§ **Фрагмент страницы**
Читаю, думаю, и нет во мне того молодого восторга. Слова все те же, красивые, но для меня чужие.
Наверное, это возраст. Да еще и вечный вопрос: “Что есть истина?”
Мой старый дом, моя старая мать, которая умерла недавно, но долго была живой… Если следовать Чаадаеву (“любовь к истине!”), то у них — у дома, у матери — найти можно много, и много “закоптелого” и “прогорклого”. Мать моя, в конце ее жизни, стала беззубой, морщинистой, горбатой, с иссохшими руками и ногами, полуслепая и выживающая из ума — все это, конечно, “истина” (по Чаадаеву). Но почему я жалел ее и все же любил и почему так горька ее смерть?
И старый дом мой, ветхий и ветхий, тоже подслеповатый, врастающий в землю, почему он так дорог?
Нет. Всякая искренняя любовь выше даже очевидной истины. Потому что поиски истины и обретение ее — это мудрость. А любовь — выше мудрости; она в человеческом сердце, в душе.

§ **Задание 1**
Извлеките из записей каждую строку, содержащую слово «user», с учетом регистра букв.
Эти записи никак не связаны с приведённым текстом.

§ **Записи с рамками элементов**
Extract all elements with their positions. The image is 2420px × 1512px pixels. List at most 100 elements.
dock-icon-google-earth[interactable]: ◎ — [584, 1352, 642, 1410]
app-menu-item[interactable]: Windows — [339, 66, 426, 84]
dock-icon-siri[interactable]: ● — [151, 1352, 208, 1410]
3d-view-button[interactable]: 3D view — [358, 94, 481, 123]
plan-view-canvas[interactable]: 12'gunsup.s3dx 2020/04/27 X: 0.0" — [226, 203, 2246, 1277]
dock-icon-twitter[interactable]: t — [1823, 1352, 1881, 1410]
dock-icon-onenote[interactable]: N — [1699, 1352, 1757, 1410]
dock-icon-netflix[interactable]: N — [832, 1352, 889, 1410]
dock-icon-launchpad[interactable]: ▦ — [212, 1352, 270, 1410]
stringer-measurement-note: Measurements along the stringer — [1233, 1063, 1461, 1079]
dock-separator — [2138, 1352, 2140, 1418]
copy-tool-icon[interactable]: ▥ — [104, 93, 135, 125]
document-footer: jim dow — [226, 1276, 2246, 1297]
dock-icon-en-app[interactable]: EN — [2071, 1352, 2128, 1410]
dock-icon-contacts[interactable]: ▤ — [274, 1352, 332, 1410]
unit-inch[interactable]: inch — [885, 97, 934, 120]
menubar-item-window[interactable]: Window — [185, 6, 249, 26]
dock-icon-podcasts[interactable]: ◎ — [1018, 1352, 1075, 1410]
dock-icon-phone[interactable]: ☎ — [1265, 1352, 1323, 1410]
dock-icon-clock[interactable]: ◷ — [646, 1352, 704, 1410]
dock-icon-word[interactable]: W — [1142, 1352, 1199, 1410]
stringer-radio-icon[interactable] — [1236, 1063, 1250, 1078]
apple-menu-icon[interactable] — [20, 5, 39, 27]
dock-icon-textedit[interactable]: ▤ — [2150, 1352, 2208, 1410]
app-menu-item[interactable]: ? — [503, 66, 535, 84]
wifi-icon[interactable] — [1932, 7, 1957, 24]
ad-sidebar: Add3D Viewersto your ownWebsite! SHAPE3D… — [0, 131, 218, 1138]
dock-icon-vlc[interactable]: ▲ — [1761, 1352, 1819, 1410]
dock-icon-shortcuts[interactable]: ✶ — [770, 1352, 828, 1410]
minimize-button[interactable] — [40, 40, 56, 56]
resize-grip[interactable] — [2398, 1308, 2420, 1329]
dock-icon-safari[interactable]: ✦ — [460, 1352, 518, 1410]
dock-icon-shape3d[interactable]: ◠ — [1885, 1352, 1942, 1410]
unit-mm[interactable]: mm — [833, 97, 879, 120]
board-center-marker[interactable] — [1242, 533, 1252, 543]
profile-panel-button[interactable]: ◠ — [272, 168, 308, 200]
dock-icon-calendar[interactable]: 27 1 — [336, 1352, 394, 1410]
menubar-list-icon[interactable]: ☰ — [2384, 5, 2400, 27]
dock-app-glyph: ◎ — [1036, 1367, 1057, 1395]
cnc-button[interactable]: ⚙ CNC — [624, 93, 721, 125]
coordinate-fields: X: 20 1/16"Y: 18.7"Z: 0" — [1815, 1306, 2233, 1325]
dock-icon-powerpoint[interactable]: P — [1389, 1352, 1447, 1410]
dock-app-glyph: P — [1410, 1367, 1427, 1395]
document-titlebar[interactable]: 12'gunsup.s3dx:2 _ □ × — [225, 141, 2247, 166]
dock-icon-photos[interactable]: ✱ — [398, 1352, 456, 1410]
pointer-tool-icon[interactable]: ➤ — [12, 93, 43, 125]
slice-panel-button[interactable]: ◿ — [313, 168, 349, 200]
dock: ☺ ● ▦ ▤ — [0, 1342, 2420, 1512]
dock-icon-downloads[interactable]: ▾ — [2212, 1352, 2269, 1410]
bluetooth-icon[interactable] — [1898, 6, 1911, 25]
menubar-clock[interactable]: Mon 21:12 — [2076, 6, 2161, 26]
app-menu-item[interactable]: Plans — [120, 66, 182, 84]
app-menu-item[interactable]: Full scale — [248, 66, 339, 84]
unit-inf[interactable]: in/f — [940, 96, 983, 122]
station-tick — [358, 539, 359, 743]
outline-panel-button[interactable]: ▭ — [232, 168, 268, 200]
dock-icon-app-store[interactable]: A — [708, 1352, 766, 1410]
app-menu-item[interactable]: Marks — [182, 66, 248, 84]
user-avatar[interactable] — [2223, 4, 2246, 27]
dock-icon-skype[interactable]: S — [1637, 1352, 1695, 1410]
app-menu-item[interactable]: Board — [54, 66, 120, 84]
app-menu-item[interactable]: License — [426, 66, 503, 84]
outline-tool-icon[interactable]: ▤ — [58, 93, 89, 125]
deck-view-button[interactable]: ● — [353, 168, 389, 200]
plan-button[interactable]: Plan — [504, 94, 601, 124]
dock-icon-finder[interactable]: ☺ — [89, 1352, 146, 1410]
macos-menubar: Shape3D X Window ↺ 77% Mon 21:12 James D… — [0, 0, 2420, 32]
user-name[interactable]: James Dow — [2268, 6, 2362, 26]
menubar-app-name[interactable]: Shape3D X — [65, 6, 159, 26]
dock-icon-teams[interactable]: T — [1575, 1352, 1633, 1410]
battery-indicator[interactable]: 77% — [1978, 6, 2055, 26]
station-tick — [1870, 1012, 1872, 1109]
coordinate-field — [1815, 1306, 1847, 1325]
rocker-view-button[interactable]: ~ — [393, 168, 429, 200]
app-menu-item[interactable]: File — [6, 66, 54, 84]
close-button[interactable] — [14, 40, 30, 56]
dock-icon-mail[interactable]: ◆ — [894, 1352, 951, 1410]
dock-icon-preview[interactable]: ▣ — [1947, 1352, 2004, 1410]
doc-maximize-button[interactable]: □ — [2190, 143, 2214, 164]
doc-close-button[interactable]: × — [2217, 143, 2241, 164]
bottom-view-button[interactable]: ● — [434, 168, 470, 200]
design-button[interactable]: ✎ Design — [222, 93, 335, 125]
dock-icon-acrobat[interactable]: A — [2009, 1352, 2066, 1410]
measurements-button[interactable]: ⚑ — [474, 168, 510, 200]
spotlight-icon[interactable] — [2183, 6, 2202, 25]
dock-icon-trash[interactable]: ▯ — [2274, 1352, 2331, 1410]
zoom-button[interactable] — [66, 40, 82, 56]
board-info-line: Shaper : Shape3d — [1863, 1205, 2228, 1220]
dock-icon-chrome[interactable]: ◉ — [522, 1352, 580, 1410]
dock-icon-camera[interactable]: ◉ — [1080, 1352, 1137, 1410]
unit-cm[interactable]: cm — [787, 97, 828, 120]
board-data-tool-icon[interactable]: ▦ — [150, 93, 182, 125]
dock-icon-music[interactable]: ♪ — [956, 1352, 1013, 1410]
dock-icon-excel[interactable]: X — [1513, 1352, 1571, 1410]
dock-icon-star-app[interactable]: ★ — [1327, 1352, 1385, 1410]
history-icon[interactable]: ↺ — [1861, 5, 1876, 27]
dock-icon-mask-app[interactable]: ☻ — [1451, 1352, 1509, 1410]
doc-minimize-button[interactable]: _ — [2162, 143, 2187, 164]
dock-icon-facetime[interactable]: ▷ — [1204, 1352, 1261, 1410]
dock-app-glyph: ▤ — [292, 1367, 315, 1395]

§ **Задание 2**
Продолжите размышление о любви и истине, начав сразу после его последнего предложения.

§ **Ответ 1**
user-avatar[interactable] — [2223, 4, 2246, 27]
user-name[interactable]: James Dow — [2268, 6, 2362, 26]

§ **Ответ 2**
По поводу “прогорклого оленьего жира, заражающего… воздух зловонием”.
На родине моего отца, в Иркутске, теперь не знаю, но прежде любили и специально готовили соленого омуля “с душком”, то есть с тухниной, если напрямую сказать. В конце пятидесятых годов прошлого уже века, в первый и последний раз гостя у бабушки своей Александры Алексеевны в Иркутске, поражен я был ее пристрастием к омулю “с душком”. Вместе ходили на рынок, но к тому торговому ряду, откуда этот самый “душок” доносился, я не приближался, зажимая нос. Для меня омуль покупали нормального посола, для бабушки и тети Ани — “с душком”. В доме в этот день, мягко говоря, припахивало. Удивлению моему не было предела: вот он, малосольный, тающий во рту, свежайший омуль. А они едят, с причмоком, какую-то “тухлину” (на мой взгляд, конечно). И ведь многие иркутяне предпочитали омуля “с душком”. Специальный посол. Такой же, например, как “печорский” посол трески на русском Севере, в Архангельской области.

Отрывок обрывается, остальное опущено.